+++ TEXT EXTRACT

Hans-Jörg Bibiko wrote:
On 02.06.2008, at 00:04, Walter Dörwald wrote:
Here's another patch (against the current version). It shows both the codepoint and the name.
BTW, you don't have to use a regular expression to split a string into characters, simply iterating through it does the trick:
Index: Commands/Show Unicode Names.tmCommand -for a in re.compile("(?um)(.)").split(unicode(sys.stdin.read(), "UTF-8")):
if (len(a)==1) and (a != '\n'):
res = a + " : " + unicodedata.name(a, "U+%04X" % ord(a))
+for a in unicode(sys.stdin.read(), "UTF-8"):
if a != '\n':
res = u"%s : U+%04X" % (a, ord(a))
name = unicodedata.name(a, None)
if name:
<key>fallbackInput</key> <string>character</string>res += u" : %s" % name print res.encode("UTF-8")</string>
Thanks! Just committed to the trunk.
Furthermore it would be great if this script could display all information there is in the Python Unicode database, i.e. stuff like
unicodedata.category() unicodedata.bidrectional() unicodedata.decimal()
Yes. I have such a script in Perl which also shows up info about
Unicode
code points etc.
Just added to the bundle a prototype of 'Show Unicode Properties'
Another problem: Using Ctrl-Shift-U as the shortcut hides the "Convert To Lowercase" command.
Yes. This was a bad key combo. I changed it temporally to CTRL+OPT+APPLE+U
BTW: Can Python handle Unicode codepoints which are specified in Unicode pane B, meaning greater U+FFFF? I tried it out. I found out that Python uses UTF-16 internally.

++++++
+++ DATA BLOCK

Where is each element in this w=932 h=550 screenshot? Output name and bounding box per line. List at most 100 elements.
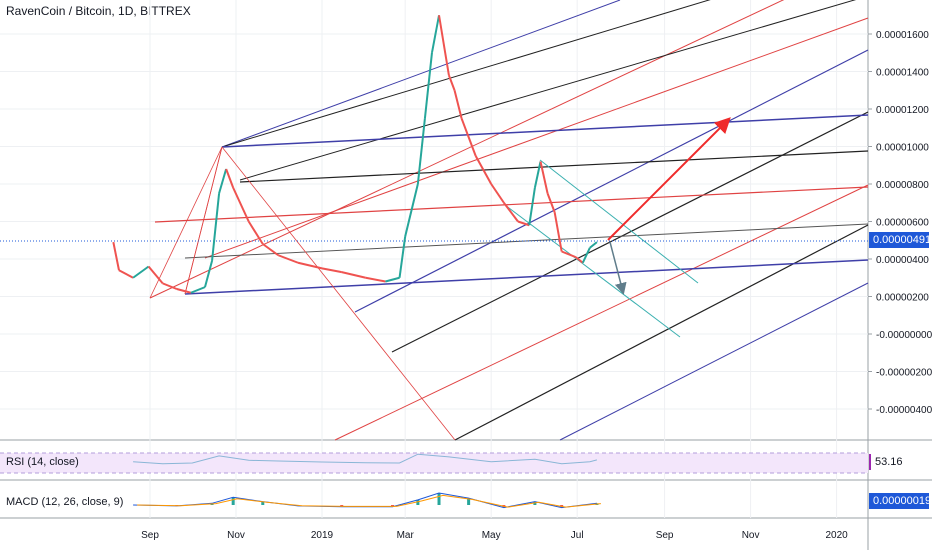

++++++

== LIST OF TASKS ==
(1) Reproduce the forum thread between "Furthermore it would" and "code points etc.", inclusive.
(2) In the forum thread, why was the keyboard shortcut for the command changed? Answer in one to three sentences.

== SOLUTIONS BELOW ==
(1)
Furthermore it would be great if this script could display all information there is in the Python Unicode database, i.e. stuff like
unicodedata.category() unicodedata.bidrectional() unicodedata.decimal()
Yes. I have such a script in Perl which also shows up info about
Unicode
code points etc.

(2) Using Ctrl-Shift-U as the shortcut hid the "Convert To Lowercase" command, and the reply agrees this was a bad key combination. The shortcut was therefore changed, temporarily, to CTRL+OPT+APPLE+U.